_Data for this exercise_
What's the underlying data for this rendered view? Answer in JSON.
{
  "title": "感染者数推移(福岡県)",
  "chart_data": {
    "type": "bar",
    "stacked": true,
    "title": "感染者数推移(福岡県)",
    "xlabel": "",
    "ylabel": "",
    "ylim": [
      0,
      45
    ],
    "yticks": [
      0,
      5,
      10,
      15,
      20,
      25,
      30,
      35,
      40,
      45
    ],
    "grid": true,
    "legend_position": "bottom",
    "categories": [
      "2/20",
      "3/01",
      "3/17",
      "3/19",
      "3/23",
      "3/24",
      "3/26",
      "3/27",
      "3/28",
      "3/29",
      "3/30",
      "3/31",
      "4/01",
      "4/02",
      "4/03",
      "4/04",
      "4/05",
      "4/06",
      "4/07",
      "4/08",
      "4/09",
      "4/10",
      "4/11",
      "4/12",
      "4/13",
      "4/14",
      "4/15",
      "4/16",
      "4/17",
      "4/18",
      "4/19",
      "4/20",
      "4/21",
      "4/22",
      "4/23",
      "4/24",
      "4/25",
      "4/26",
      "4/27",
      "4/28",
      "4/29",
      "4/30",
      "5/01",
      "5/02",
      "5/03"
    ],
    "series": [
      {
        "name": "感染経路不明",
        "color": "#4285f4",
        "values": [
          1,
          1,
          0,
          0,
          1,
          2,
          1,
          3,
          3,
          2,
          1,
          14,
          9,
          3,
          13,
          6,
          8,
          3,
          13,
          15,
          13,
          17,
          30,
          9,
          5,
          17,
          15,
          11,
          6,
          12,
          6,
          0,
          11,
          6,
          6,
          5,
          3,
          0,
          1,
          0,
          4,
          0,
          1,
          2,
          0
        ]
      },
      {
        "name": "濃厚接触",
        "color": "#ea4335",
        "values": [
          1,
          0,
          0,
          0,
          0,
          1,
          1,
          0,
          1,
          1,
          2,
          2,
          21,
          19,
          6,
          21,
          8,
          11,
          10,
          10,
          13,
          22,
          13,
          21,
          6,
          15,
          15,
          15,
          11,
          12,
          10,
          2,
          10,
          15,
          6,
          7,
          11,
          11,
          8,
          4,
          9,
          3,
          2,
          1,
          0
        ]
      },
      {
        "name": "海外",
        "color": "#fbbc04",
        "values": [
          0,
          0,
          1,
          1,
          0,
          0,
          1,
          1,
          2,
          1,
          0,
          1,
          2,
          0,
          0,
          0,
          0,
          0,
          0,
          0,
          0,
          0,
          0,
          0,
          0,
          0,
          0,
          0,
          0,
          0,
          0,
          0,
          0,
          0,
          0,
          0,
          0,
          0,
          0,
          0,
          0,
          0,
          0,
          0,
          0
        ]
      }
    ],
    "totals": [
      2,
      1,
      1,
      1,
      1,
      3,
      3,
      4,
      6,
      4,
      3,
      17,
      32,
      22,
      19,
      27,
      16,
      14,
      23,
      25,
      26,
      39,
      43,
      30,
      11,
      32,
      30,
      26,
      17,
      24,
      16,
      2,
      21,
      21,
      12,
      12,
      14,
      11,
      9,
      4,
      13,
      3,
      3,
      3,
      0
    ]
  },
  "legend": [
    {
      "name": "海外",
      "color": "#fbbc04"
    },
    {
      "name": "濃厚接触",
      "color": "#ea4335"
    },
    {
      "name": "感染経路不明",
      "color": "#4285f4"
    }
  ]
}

_Task objective_
Print the material once more, exactly.

_Task response_
What's the underlying data for this rendered view? Answer in JSON.
{
  "title": "感染者数推移(福岡県)",
  "chart_data": {
    "type": "bar",
    "stacked": true,
    "title": "感染者数推移(福岡県)",
    "xlabel": "",
    "ylabel": "",
    "ylim": [
      0,
      45
    ],
    "yticks": [
      0,
      5,
      10,
      15,
      20,
      25,
      30,
      35,
      40,
      45
    ],
    "grid": true,
    "legend_position": "bottom",
    "categories": [
      "2/20",
      "3/01",
      "3/17",
      "3/19",
      "3/23",
      "3/24",
      "3/26",
      "3/27",
      "3/28",
      "3/29",
      "3/30",
      "3/31",
      "4/01",
      "4/02",
      "4/03",
      "4/04",
      "4/05",
      "4/06",
      "4/07",
      "4/08",
      "4/09",
      "4/10",
      "4/11",
      "4/12",
      "4/13",
      "4/14",
      "4/15",
      "4/16",
      "4/17",
      "4/18",
      "4/19",
      "4/20",
      "4/21",
      "4/22",
      "4/23",
      "4/24",
      "4/25",
      "4/26",
      "4/27",
      "4/28",
      "4/29",
      "4/30",
      "5/01",
      "5/02",
      "5/03"
    ],
    "series": [
      {
        "name": "感染経路不明",
        "color": "#4285f4",
        "values": [
          1,
          1,
          0,
          0,
          1,
          2,
          1,
          3,
          3,
          2,
          1,
          14,
          9,
          3,
          13,
          6,
          8,
          3,
          13,
          15,
          13,
          17,
          30,
          9,
          5,
          17,
          15,
          11,
          6,
          12,
          6,
          0,
          11,
          6,
          6,
          5,
          3,
          0,
          1,
          0,
          4,
          0,
          1,
          2,
          0
        ]
      },
      {
        "name": "濃厚接触",
        "color": "#ea4335",
        "values": [
          1,
          0,
          0,
          0,
          0,
          1,
          1,
          0,
          1,
          1,
          2,
          2,
          21,
          19,
          6,
          21,
          8,
          11,
          10,
          10,
          13,
          22,
          13,
          21,
          6,
          15,
          15,
          15,
          11,
          12,
          10,
          2,
          10,
          15,
          6,
          7,
          11,
          11,
          8,
          4,
          9,
          3,
          2,
          1,
          0
        ]
      },
      {
        "name": "海外",
        "color": "#fbbc04",
        "values": [
          0,
          0,
          1,
          1,
          0,
          0,
          1,
          1,
          2,
          1,
          0,
          1,
          2,
          0,
          0,
          0,
          0,
          0,
          0,
          0,
          0,
          0,
          0,
          0,
          0,
          0,
          0,
          0,
          0,
          0,
          0,
          0,
          0,
          0,
          0,
          0,
          0,
          0,
          0,
          0,
          0,
          0,
          0,
          0,
          0
        ]
      }
    ],
    "totals": [
      2,
      1,
      1,
      1,
      1,
      3,
      3,
      4,
      6,
      4,
      3,
      17,
      32,
      22,
      19,
      27,
      16,
      14,
      23,
      25,
      26,
      39,
      43,
      30,
      11,
      32,
      30,
      26,
      17,
      24,
      16,
      2,
      21,
      21,
      12,
      12,
      14,
      11,
      9,
      4,
      13,
      3,
      3,
      3,
      0
    ]
  },
  "legend": [
    {
      "name": "海外",
      "color": "#fbbc04"
    },
    {
      "name": "濃厚接触",
      "color": "#ea4335"
    },
    {
      "name": "感染経路不明",
      "color": "#4285f4"
    }
  ]
}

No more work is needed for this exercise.